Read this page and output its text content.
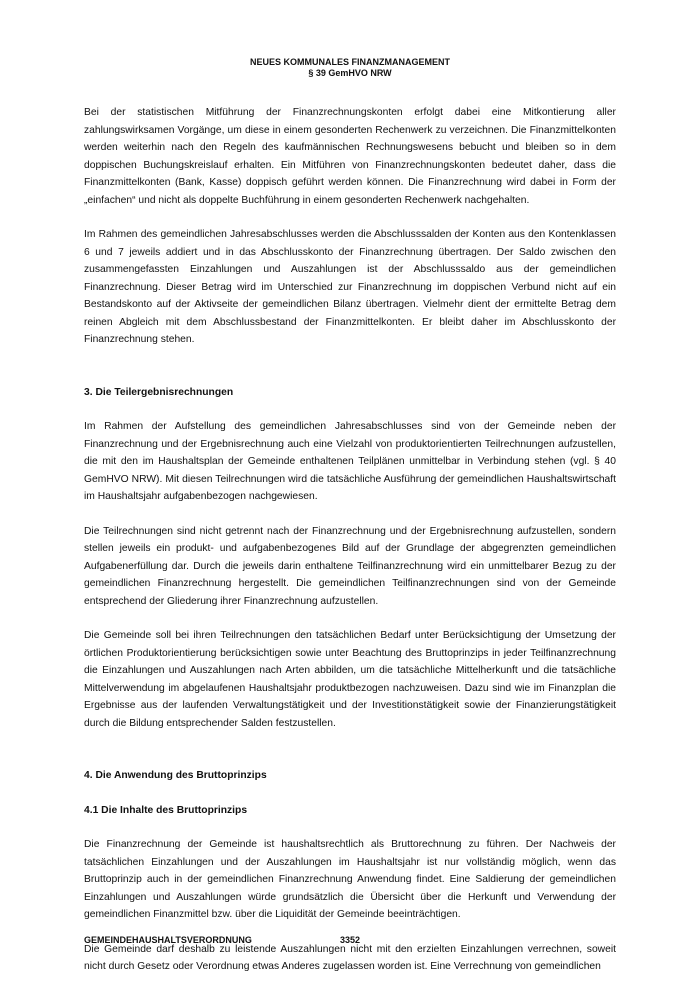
NEUES KOMMUNALES FINANZMANAGEMENT
§ 39 GemHVO NRW

Bei der statistischen Mitführung der Finanzrechnungskonten erfolgt dabei eine Mitkontierung aller zahlungswirksamen Vorgänge, um diese in einem gesonderten Rechenwerk zu verzeichnen. Die Finanzmittelkonten werden weiterhin nach den Regeln des kaufmännischen Rechnungswesens bebucht und bleiben so in dem doppischen Buchungskreislauf erhalten. Ein Mitführen von Finanzrechnungskonten bedeutet daher, dass die Finanzmittelkonten (Bank, Kasse) doppisch geführt werden können. Die Finanzrechnung wird dabei in Form der „einfachen“ und nicht als doppelte Buchführung in einem gesonderten Rechenwerk nachgehalten.

Im Rahmen des gemeindlichen Jahresabschlusses werden die Abschlusssalden der Konten aus den Kontenklassen 6 und 7 jeweils addiert und in das Abschlusskonto der Finanzrechnung übertragen. Der Saldo zwischen den zusammengefassten Einzahlungen und Auszahlungen ist der Abschlusssaldo aus der gemeindlichen Finanzrechnung. Dieser Betrag wird im Unterschied zur Finanzrechnung im doppischen Verbund nicht auf ein Bestandskonto auf der Aktivseite der gemeindlichen Bilanz übertragen. Vielmehr dient der ermittelte Betrag dem reinen Abgleich mit dem Abschlussbestand der Finanzmittelkonten. Er bleibt daher im Abschlusskonto der Finanzrechnung stehen.

3. Die Teilergebnisrechnungen

Im Rahmen der Aufstellung des gemeindlichen Jahresabschlusses sind von der Gemeinde neben der Finanzrechnung und der Ergebnisrechnung auch eine Vielzahl von produktorientierten Teilrechnungen aufzustellen, die mit den im Haushaltsplan der Gemeinde enthaltenen Teilplänen unmittelbar in Verbindung stehen (vgl. § 40 GemHVO NRW). Mit diesen Teilrechnungen wird die tatsächliche Ausführung der gemeindlichen Haushaltswirtschaft im Haushaltsjahr aufgabenbezogen nachgewiesen.

Die Teilrechnungen sind nicht getrennt nach der Finanzrechnung und der Ergebnisrechnung aufzustellen, sondern stellen jeweils ein produkt- und aufgabenbezogenes Bild auf der Grundlage der abgegrenzten gemeindlichen Aufgabenerfüllung dar. Durch die jeweils darin enthaltene Teilfinanzrechnung wird ein unmittelbarer Bezug zu der gemeindlichen Finanzrechnung hergestellt. Die gemeindlichen Teilfinanzrechnungen sind von der Gemeinde entsprechend der Gliederung ihrer Finanzrechnung aufzustellen.

Die Gemeinde soll bei ihren Teilrechnungen den tatsächlichen Bedarf unter Berücksichtigung der Umsetzung der örtlichen Produktorientierung berücksichtigen sowie unter Beachtung des Bruttoprinzips in jeder Teilfinanzrechnung die Einzahlungen und Auszahlungen nach Arten abbilden, um die tatsächliche Mittelherkunft und die tatsächliche Mittelverwendung im abgelaufenen Haushaltsjahr produktbezogen nachzuweisen. Dazu sind wie im Finanzplan die Ergebnisse aus der laufenden Verwaltungstätigkeit und der Investitionstätigkeit sowie der Finanzierungstätigkeit durch die Bildung entsprechender Salden festzustellen.

4. Die Anwendung des Bruttoprinzips
4.1 Die Inhalte des Bruttoprinzips

Die Finanzrechnung der Gemeinde ist haushaltsrechtlich als Bruttorechnung zu führen. Der Nachweis der tatsächlichen Einzahlungen und der Auszahlungen im Haushaltsjahr ist nur vollständig möglich, wenn das Bruttoprinzip auch in der gemeindlichen Finanzrechnung Anwendung findet. Eine Saldierung der gemeindlichen Einzahlungen und Auszahlungen würde grundsätzlich die Übersicht über die Herkunft und Verwendung der gemeindlichen Finanzmittel bzw. über die Liquidität der Gemeinde beeinträchtigen.

Die Gemeinde darf deshalb zu leistende Auszahlungen nicht mit den erzielten Einzahlungen verrechnen, soweit nicht durch Gesetz oder Verordnung etwas Anderes zugelassen worden ist. Eine Verrechnung von gemeindlichen

GEMEINDEHAUSHALTSVERORDNUNG	3352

◆ **WORK ITEM**
Pictures are not part of the copy; reproduce everything else in the records exactly.

◆ **RESPONSE BOX**
Read this page and output its text content.
NEUES KOMMUNALES FINANZMANAGEMENT
§ 39 GemHVO NRW

Bei der statistischen Mitführung der Finanzrechnungskonten erfolgt dabei eine Mitkontierung aller zahlungswirksamen Vorgänge, um diese in einem gesonderten Rechenwerk zu verzeichnen. Die Finanzmittelkonten werden weiterhin nach den Regeln des kaufmännischen Rechnungswesens bebucht und bleiben so in dem doppischen Buchungskreislauf erhalten. Ein Mitführen von Finanzrechnungskonten bedeutet daher, dass die Finanzmittelkonten (Bank, Kasse) doppisch geführt werden können. Die Finanzrechnung wird dabei in Form der „einfachen“ und nicht als doppelte Buchführung in einem gesonderten Rechenwerk nachgehalten.

Im Rahmen des gemeindlichen Jahresabschlusses werden die Abschlusssalden der Konten aus den Kontenklassen 6 und 7 jeweils addiert und in das Abschlusskonto der Finanzrechnung übertragen. Der Saldo zwischen den zusammengefassten Einzahlungen und Auszahlungen ist der Abschlusssaldo aus der gemeindlichen Finanzrechnung. Dieser Betrag wird im Unterschied zur Finanzrechnung im doppischen Verbund nicht auf ein Bestandskonto auf der Aktivseite der gemeindlichen Bilanz übertragen. Vielmehr dient der ermittelte Betrag dem reinen Abgleich mit dem Abschlussbestand der Finanzmittelkonten. Er bleibt daher im Abschlusskonto der Finanzrechnung stehen.

3. Die Teilergebnisrechnungen

Im Rahmen der Aufstellung des gemeindlichen Jahresabschlusses sind von der Gemeinde neben der Finanzrechnung und der Ergebnisrechnung auch eine Vielzahl von produktorientierten Teilrechnungen aufzustellen, die mit den im Haushaltsplan der Gemeinde enthaltenen Teilplänen unmittelbar in Verbindung stehen (vgl. § 40 GemHVO NRW). Mit diesen Teilrechnungen wird die tatsächliche Ausführung der gemeindlichen Haushaltswirtschaft im Haushaltsjahr aufgabenbezogen nachgewiesen.

Die Teilrechnungen sind nicht getrennt nach der Finanzrechnung und der Ergebnisrechnung aufzustellen, sondern stellen jeweils ein produkt- und aufgabenbezogenes Bild auf der Grundlage der abgegrenzten gemeindlichen Aufgabenerfüllung dar. Durch die jeweils darin enthaltene Teilfinanzrechnung wird ein unmittelbarer Bezug zu der gemeindlichen Finanzrechnung hergestellt. Die gemeindlichen Teilfinanzrechnungen sind von der Gemeinde entsprechend der Gliederung ihrer Finanzrechnung aufzustellen.

Die Gemeinde soll bei ihren Teilrechnungen den tatsächlichen Bedarf unter Berücksichtigung der Umsetzung der örtlichen Produktorientierung berücksichtigen sowie unter Beachtung des Bruttoprinzips in jeder Teilfinanzrechnung die Einzahlungen und Auszahlungen nach Arten abbilden, um die tatsächliche Mittelherkunft und die tatsächliche Mittelverwendung im abgelaufenen Haushaltsjahr produktbezogen nachzuweisen. Dazu sind wie im Finanzplan die Ergebnisse aus der laufenden Verwaltungstätigkeit und der Investitionstätigkeit sowie der Finanzierungstätigkeit durch die Bildung entsprechender Salden festzustellen.

4. Die Anwendung des Bruttoprinzips
4.1 Die Inhalte des Bruttoprinzips

Die Finanzrechnung der Gemeinde ist haushaltsrechtlich als Bruttorechnung zu führen. Der Nachweis der tatsächlichen Einzahlungen und der Auszahlungen im Haushaltsjahr ist nur vollständig möglich, wenn das Bruttoprinzip auch in der gemeindlichen Finanzrechnung Anwendung findet. Eine Saldierung der gemeindlichen Einzahlungen und Auszahlungen würde grundsätzlich die Übersicht über die Herkunft und Verwendung der gemeindlichen Finanzmittel bzw. über die Liquidität der Gemeinde beeinträchtigen.

Die Gemeinde darf deshalb zu leistende Auszahlungen nicht mit den erzielten Einzahlungen verrechnen, soweit nicht durch Gesetz oder Verordnung etwas Anderes zugelassen worden ist. Eine Verrechnung von gemeindlichen

GEMEINDEHAUSHALTSVERORDNUNG	3352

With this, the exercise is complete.